> **Task statement**
Pick out the lines below that contain the string "image" and copy them all.

* START Working data *

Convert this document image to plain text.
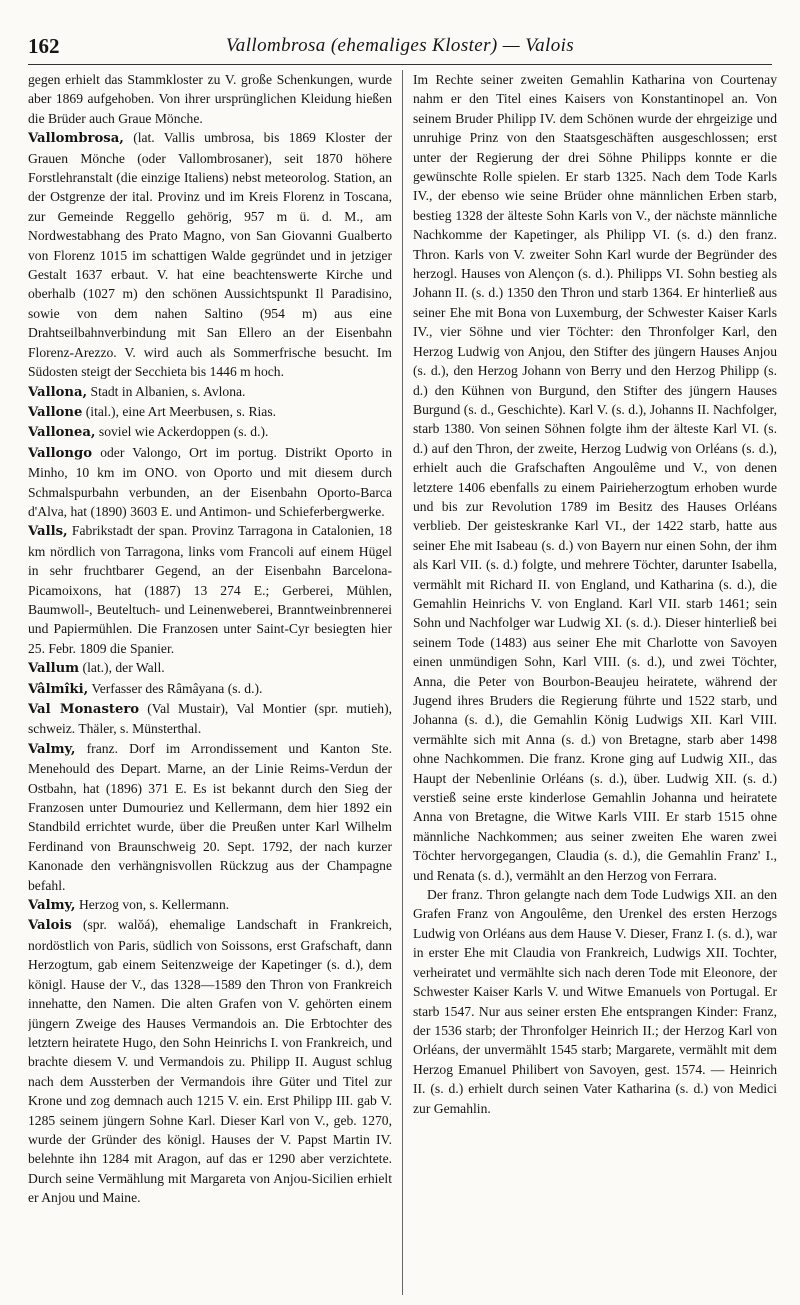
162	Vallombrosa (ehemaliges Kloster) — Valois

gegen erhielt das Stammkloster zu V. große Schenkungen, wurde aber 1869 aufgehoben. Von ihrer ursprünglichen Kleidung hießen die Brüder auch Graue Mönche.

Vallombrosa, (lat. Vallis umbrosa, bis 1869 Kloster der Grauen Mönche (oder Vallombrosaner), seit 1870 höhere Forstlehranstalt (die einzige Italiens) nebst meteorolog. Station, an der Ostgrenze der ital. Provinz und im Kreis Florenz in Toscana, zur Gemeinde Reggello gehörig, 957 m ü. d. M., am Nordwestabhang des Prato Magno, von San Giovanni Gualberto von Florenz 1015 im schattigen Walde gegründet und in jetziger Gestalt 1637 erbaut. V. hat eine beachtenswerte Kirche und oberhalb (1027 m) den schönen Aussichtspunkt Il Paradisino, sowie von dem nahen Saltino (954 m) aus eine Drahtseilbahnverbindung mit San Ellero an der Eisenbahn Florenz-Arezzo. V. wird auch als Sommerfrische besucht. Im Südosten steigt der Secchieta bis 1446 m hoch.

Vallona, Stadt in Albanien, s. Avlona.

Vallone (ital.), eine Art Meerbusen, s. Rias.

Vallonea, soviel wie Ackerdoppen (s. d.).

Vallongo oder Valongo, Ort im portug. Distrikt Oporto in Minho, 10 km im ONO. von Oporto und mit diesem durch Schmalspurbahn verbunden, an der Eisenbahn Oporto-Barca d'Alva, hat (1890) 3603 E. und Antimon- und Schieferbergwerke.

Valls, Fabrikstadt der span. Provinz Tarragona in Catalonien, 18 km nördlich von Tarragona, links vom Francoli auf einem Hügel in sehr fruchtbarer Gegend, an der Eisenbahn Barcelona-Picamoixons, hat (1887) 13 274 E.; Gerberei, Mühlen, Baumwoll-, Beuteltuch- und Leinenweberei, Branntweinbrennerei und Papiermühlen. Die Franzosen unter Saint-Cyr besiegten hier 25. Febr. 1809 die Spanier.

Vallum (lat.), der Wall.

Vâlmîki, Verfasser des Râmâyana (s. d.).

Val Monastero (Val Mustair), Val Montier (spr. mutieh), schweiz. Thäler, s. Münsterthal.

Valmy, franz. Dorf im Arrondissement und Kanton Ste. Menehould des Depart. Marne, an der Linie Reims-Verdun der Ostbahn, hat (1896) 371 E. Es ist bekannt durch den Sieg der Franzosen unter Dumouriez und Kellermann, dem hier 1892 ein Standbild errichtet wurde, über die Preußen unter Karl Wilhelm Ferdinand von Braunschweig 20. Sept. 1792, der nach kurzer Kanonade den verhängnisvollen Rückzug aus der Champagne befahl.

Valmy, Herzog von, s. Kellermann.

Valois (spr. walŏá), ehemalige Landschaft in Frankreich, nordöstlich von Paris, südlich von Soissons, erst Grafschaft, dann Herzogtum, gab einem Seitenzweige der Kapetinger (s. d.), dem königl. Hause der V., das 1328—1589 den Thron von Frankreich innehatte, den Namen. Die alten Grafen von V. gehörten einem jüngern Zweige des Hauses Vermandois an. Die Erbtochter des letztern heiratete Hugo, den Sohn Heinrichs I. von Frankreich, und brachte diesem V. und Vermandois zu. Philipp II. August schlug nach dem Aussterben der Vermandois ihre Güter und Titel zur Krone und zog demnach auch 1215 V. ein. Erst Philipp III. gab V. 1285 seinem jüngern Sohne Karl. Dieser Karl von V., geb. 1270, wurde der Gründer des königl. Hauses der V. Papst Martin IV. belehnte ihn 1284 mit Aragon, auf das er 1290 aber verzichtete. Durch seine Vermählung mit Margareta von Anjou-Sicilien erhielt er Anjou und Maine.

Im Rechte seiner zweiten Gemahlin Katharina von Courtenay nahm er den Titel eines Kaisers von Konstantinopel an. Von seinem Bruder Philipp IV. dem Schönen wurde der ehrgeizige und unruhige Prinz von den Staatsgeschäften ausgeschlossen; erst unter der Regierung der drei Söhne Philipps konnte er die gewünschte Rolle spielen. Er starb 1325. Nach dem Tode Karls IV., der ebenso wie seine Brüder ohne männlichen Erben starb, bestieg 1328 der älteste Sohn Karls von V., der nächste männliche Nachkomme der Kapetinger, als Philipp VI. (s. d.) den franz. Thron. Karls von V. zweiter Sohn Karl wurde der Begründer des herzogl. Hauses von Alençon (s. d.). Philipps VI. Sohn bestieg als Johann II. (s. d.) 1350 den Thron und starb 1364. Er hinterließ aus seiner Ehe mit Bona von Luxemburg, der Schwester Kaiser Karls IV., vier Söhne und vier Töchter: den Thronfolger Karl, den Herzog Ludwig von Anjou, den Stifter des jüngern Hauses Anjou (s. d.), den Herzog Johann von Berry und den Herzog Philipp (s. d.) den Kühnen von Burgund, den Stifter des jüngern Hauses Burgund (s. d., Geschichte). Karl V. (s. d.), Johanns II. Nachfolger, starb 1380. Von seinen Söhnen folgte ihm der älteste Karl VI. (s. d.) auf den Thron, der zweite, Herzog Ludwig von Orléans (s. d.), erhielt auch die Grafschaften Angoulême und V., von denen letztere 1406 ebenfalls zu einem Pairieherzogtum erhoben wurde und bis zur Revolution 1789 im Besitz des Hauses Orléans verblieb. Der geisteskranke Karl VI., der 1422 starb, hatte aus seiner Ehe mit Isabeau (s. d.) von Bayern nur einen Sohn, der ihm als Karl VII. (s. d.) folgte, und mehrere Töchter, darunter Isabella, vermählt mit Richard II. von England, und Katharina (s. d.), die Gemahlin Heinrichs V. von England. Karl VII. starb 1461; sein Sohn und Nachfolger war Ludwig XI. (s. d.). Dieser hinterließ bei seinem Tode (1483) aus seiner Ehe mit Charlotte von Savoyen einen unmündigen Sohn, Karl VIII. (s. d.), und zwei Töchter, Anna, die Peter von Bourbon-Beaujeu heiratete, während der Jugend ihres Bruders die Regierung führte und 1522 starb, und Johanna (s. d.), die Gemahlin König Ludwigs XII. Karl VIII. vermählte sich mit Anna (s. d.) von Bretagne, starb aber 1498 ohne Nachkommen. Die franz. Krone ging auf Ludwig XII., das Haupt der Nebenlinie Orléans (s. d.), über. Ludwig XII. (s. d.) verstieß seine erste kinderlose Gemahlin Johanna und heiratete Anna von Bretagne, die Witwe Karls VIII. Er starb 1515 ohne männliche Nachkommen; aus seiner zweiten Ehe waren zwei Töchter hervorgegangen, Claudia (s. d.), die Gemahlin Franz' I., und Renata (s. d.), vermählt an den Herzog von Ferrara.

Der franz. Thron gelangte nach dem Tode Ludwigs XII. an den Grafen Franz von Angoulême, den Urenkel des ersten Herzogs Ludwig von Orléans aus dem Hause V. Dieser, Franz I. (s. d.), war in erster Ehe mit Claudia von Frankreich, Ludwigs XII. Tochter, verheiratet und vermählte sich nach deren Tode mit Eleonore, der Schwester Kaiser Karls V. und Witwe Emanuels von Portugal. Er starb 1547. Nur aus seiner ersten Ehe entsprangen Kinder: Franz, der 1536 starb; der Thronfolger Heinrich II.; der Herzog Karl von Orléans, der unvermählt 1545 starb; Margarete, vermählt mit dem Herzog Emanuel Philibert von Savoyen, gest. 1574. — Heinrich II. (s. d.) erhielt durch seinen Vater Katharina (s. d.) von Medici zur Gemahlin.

* END Working data *
* START Working data *

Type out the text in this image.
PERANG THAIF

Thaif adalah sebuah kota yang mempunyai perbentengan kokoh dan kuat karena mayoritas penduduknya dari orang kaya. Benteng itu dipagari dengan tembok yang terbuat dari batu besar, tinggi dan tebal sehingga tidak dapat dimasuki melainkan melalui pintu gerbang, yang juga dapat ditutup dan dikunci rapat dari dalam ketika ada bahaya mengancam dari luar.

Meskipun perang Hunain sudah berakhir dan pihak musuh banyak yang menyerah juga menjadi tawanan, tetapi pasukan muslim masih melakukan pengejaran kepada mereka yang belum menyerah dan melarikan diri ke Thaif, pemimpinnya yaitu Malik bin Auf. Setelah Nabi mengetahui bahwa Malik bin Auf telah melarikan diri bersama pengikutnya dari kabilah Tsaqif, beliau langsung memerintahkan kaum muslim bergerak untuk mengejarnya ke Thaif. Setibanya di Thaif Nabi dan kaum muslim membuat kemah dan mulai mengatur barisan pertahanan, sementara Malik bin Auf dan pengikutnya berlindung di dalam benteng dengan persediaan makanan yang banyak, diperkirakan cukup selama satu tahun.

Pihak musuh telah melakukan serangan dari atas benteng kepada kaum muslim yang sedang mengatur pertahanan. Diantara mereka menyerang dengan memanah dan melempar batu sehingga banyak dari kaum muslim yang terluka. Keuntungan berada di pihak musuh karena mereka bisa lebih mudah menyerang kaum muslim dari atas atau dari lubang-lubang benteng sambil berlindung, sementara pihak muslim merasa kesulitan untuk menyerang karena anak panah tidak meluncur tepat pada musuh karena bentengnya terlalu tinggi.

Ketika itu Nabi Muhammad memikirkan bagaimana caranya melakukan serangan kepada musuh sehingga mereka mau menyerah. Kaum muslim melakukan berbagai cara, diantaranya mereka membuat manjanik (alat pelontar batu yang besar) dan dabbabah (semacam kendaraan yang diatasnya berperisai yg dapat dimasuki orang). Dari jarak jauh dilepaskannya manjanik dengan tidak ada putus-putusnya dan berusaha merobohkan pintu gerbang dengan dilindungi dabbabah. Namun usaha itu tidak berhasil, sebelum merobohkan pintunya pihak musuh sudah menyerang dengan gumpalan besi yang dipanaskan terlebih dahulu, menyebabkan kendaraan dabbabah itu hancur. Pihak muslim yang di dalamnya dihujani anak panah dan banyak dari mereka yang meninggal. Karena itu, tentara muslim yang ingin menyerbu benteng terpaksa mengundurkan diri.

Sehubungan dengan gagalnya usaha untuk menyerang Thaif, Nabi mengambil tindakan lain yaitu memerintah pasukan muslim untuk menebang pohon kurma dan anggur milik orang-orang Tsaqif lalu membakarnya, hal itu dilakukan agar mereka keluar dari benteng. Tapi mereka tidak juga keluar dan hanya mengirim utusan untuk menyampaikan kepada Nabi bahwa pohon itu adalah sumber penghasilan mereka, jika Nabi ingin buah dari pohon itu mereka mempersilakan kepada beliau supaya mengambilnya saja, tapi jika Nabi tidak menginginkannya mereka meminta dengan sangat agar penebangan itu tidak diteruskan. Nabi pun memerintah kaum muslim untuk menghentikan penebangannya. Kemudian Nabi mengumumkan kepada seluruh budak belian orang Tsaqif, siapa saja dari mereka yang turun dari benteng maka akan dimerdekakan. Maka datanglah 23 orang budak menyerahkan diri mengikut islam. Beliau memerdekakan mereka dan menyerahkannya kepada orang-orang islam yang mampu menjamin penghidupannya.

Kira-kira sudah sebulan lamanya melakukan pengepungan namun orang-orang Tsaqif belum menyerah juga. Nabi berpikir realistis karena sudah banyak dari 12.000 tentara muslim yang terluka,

* END Working data *
* START Working data *

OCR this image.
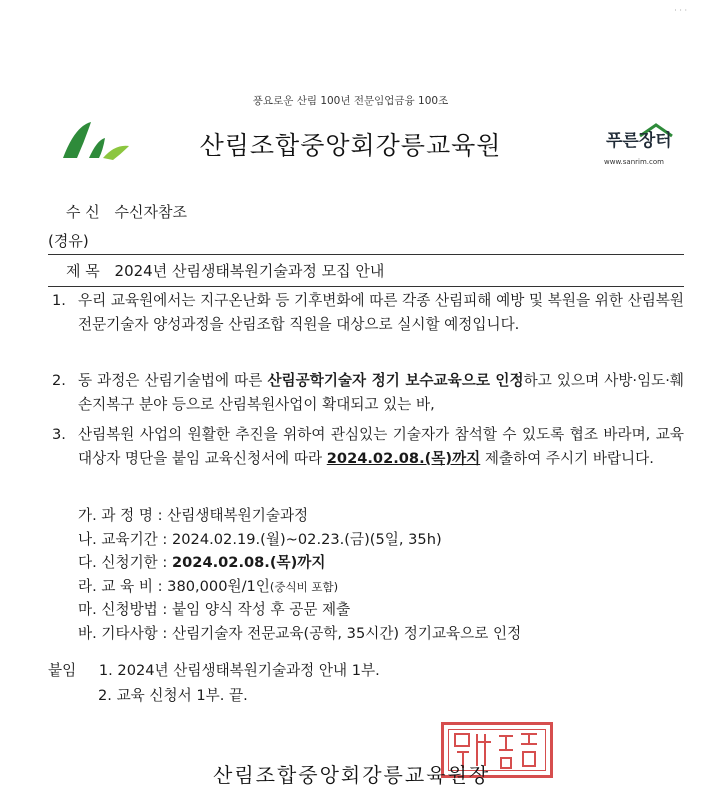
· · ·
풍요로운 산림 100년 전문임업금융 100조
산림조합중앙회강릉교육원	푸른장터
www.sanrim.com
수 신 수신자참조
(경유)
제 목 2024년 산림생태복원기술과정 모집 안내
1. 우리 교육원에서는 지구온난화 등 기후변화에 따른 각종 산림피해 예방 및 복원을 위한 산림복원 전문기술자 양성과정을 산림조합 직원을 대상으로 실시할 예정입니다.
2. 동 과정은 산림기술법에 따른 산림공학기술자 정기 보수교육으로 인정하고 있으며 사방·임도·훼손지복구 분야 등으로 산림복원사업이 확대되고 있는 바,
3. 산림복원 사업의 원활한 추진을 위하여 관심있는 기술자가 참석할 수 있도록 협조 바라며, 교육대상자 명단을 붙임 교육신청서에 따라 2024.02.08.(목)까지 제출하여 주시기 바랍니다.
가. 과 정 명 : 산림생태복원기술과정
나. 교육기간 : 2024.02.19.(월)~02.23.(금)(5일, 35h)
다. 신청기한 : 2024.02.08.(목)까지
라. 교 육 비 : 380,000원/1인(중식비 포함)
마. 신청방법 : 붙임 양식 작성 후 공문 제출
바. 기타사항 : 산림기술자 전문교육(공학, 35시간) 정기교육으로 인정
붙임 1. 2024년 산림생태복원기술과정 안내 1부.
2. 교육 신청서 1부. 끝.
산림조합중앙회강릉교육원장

* END Working data *

> **Answer to the exercise**
Convert this document image to plain text.
Type out the text in this image.
OCR this image.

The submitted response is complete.